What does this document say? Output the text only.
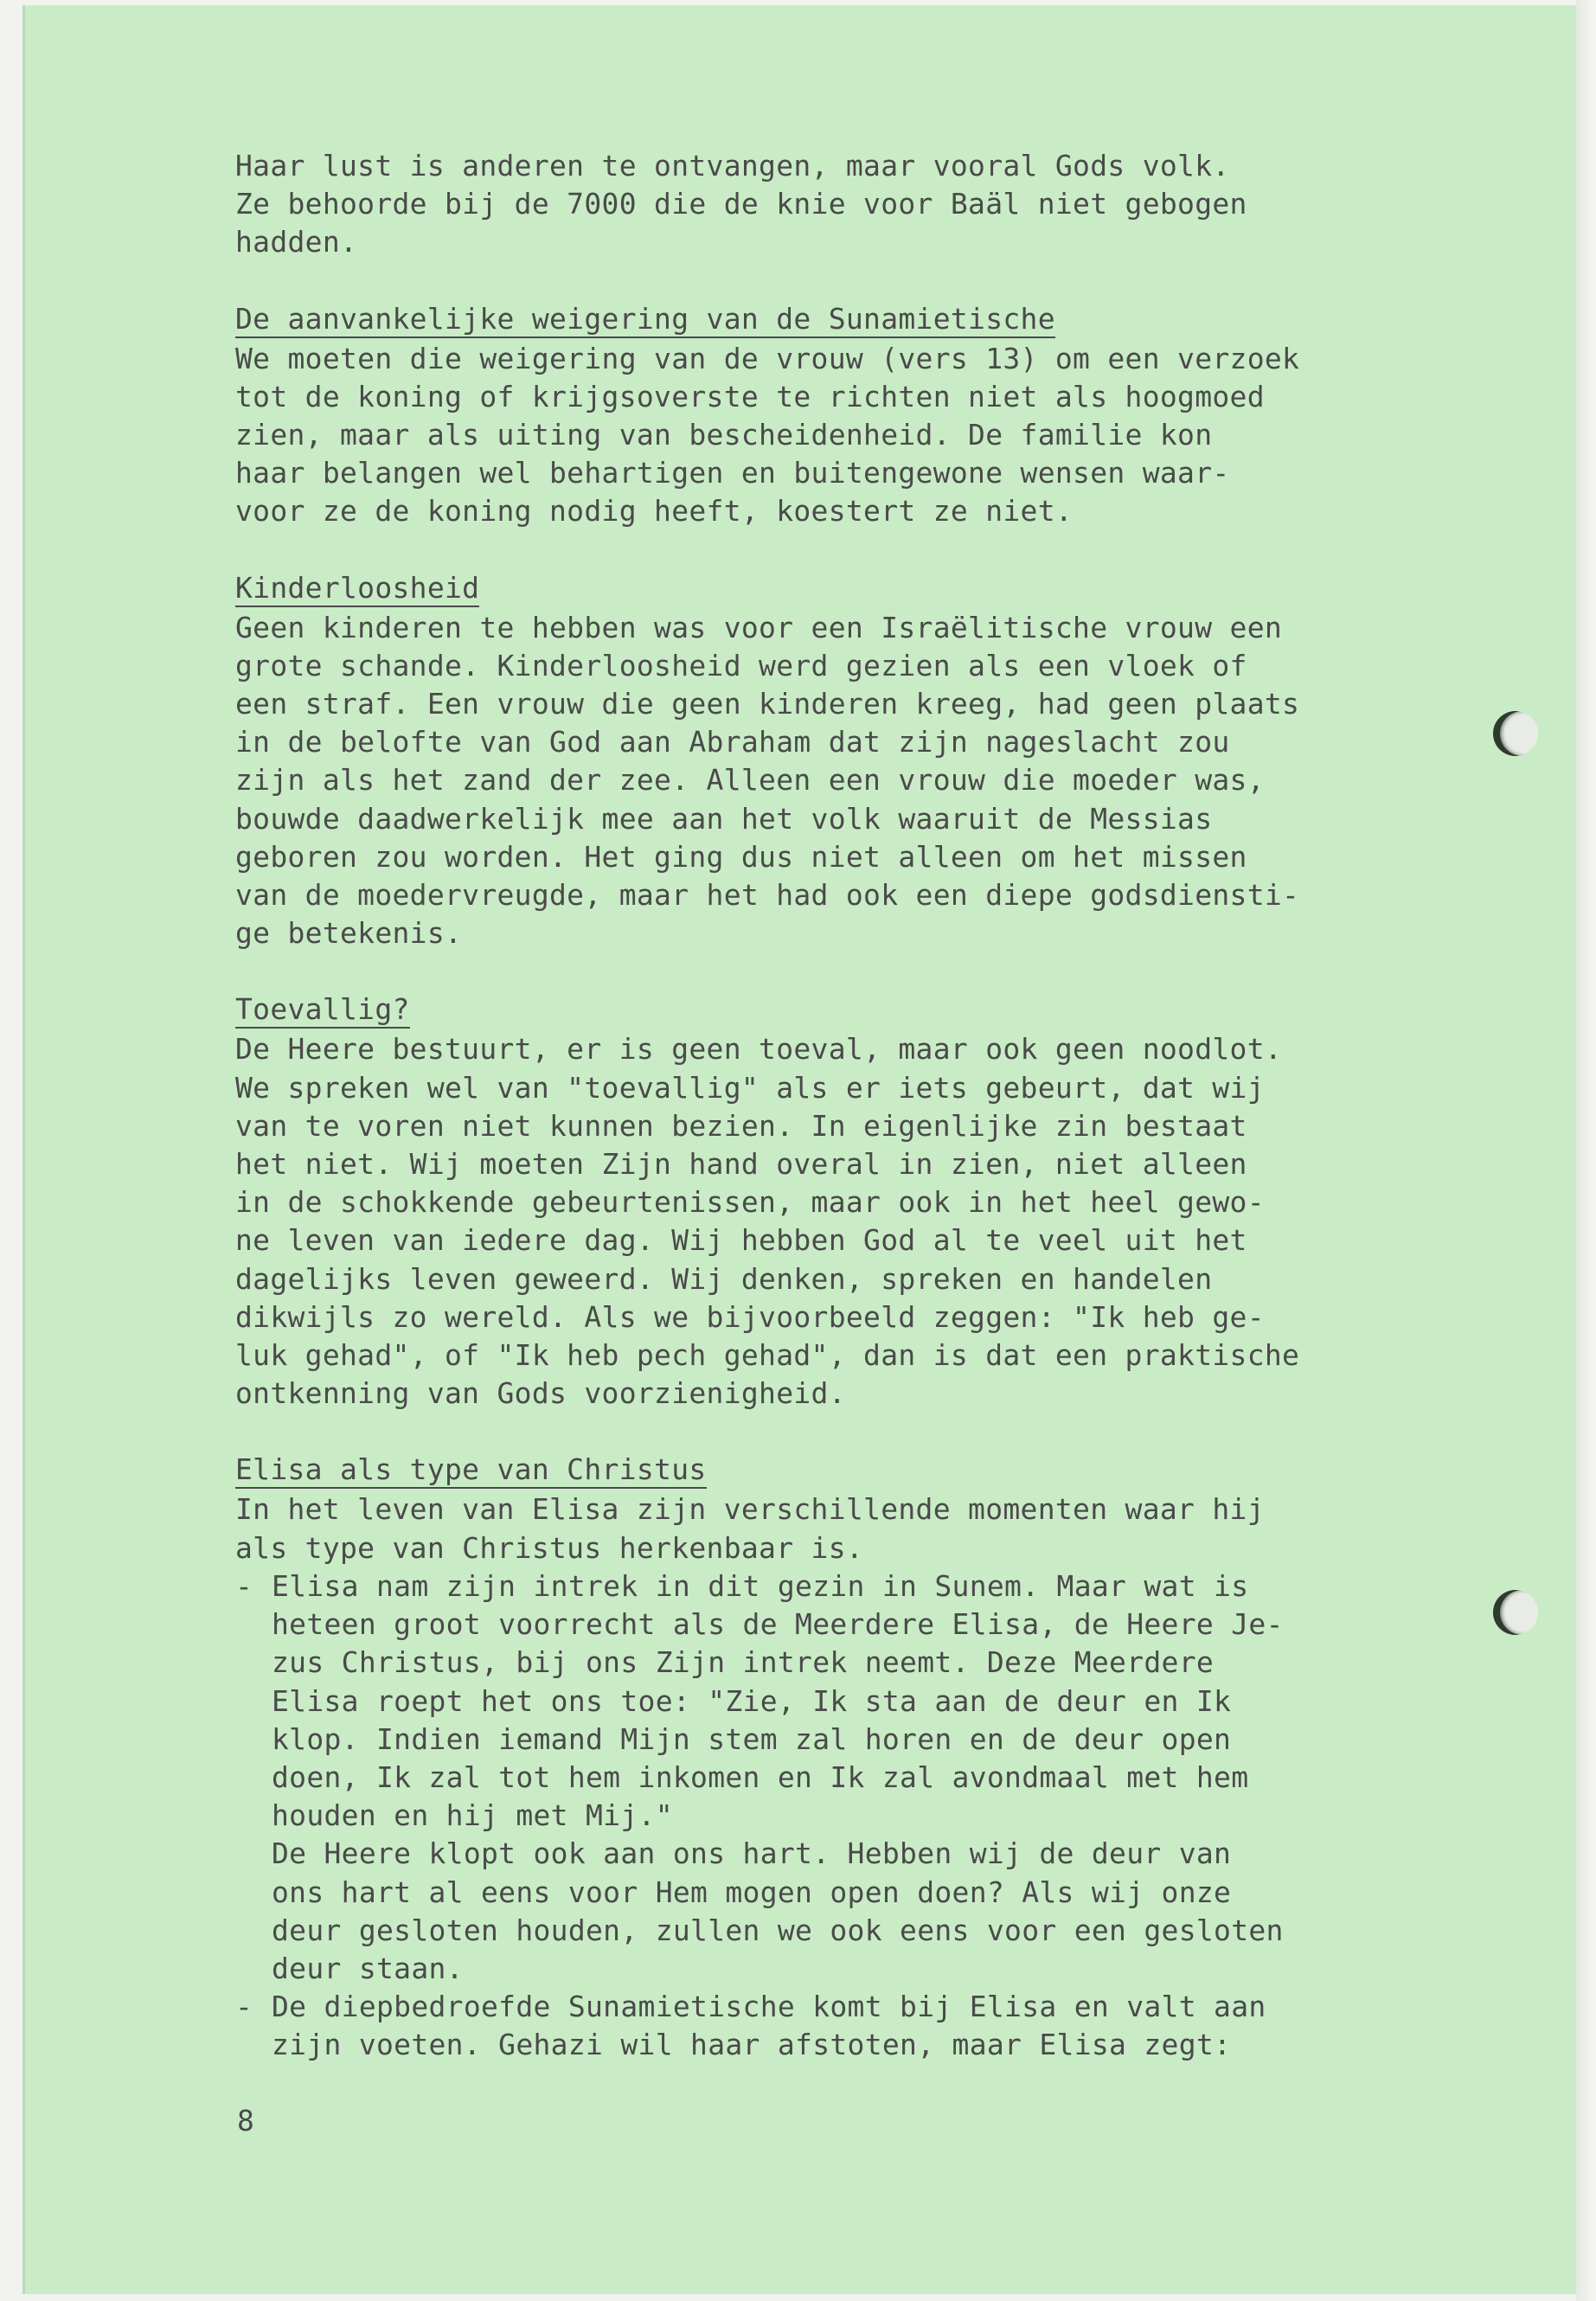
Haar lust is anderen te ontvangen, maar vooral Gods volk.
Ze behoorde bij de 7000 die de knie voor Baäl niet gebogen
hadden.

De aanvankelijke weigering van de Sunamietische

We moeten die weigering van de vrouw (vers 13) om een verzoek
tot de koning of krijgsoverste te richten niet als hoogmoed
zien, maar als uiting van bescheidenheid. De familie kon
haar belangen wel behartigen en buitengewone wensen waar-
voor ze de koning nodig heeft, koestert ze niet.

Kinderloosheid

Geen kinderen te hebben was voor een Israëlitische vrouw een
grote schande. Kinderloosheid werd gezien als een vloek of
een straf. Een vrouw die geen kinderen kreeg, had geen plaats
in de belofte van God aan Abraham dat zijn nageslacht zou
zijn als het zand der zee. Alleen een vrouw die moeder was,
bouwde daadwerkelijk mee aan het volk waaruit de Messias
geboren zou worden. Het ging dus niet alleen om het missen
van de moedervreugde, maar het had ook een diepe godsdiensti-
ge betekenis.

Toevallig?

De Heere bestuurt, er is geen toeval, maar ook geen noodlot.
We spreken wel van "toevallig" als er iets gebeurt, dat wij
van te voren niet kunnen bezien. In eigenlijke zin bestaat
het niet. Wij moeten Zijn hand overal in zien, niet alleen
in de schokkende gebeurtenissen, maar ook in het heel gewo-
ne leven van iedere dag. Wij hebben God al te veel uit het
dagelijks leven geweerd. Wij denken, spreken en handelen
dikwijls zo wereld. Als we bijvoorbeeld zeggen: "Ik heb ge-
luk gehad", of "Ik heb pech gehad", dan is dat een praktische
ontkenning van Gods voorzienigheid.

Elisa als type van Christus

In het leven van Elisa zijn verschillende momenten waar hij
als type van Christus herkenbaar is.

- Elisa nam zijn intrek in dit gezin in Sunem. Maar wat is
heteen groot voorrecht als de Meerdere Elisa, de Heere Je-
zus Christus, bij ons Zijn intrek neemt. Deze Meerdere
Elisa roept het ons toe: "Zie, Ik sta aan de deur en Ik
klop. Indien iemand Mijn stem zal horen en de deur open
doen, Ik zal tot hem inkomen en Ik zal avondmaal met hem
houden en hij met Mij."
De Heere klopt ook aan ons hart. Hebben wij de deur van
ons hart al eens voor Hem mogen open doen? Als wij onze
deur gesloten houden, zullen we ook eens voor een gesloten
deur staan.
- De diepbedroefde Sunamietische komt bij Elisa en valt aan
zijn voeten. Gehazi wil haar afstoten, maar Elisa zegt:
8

Your instructions
Copy out each line word for word, please, skipping the images.

Task answer
What does this document say? Output the text only.
Haar lust is anderen te ontvangen, maar vooral Gods volk.
Ze behoorde bij de 7000 die de knie voor Baäl niet gebogen
hadden.

De aanvankelijke weigering van de Sunamietische

We moeten die weigering van de vrouw (vers 13) om een verzoek
tot de koning of krijgsoverste te richten niet als hoogmoed
zien, maar als uiting van bescheidenheid. De familie kon
haar belangen wel behartigen en buitengewone wensen waar-
voor ze de koning nodig heeft, koestert ze niet.

Kinderloosheid

Geen kinderen te hebben was voor een Israëlitische vrouw een
grote schande. Kinderloosheid werd gezien als een vloek of
een straf. Een vrouw die geen kinderen kreeg, had geen plaats
in de belofte van God aan Abraham dat zijn nageslacht zou
zijn als het zand der zee. Alleen een vrouw die moeder was,
bouwde daadwerkelijk mee aan het volk waaruit de Messias
geboren zou worden. Het ging dus niet alleen om het missen
van de moedervreugde, maar het had ook een diepe godsdiensti-
ge betekenis.

Toevallig?

De Heere bestuurt, er is geen toeval, maar ook geen noodlot.
We spreken wel van "toevallig" als er iets gebeurt, dat wij
van te voren niet kunnen bezien. In eigenlijke zin bestaat
het niet. Wij moeten Zijn hand overal in zien, niet alleen
in de schokkende gebeurtenissen, maar ook in het heel gewo-
ne leven van iedere dag. Wij hebben God al te veel uit het
dagelijks leven geweerd. Wij denken, spreken en handelen
dikwijls zo wereld. Als we bijvoorbeeld zeggen: "Ik heb ge-
luk gehad", of "Ik heb pech gehad", dan is dat een praktische
ontkenning van Gods voorzienigheid.

Elisa als type van Christus

In het leven van Elisa zijn verschillende momenten waar hij
als type van Christus herkenbaar is.

- Elisa nam zijn intrek in dit gezin in Sunem. Maar wat is
heteen groot voorrecht als de Meerdere Elisa, de Heere Je-
zus Christus, bij ons Zijn intrek neemt. Deze Meerdere
Elisa roept het ons toe: "Zie, Ik sta aan de deur en Ik
klop. Indien iemand Mijn stem zal horen en de deur open
doen, Ik zal tot hem inkomen en Ik zal avondmaal met hem
houden en hij met Mij."
De Heere klopt ook aan ons hart. Hebben wij de deur van
ons hart al eens voor Hem mogen open doen? Als wij onze
deur gesloten houden, zullen we ook eens voor een gesloten
deur staan.
- De diepbedroefde Sunamietische komt bij Elisa en valt aan
zijn voeten. Gehazi wil haar afstoten, maar Elisa zegt:
8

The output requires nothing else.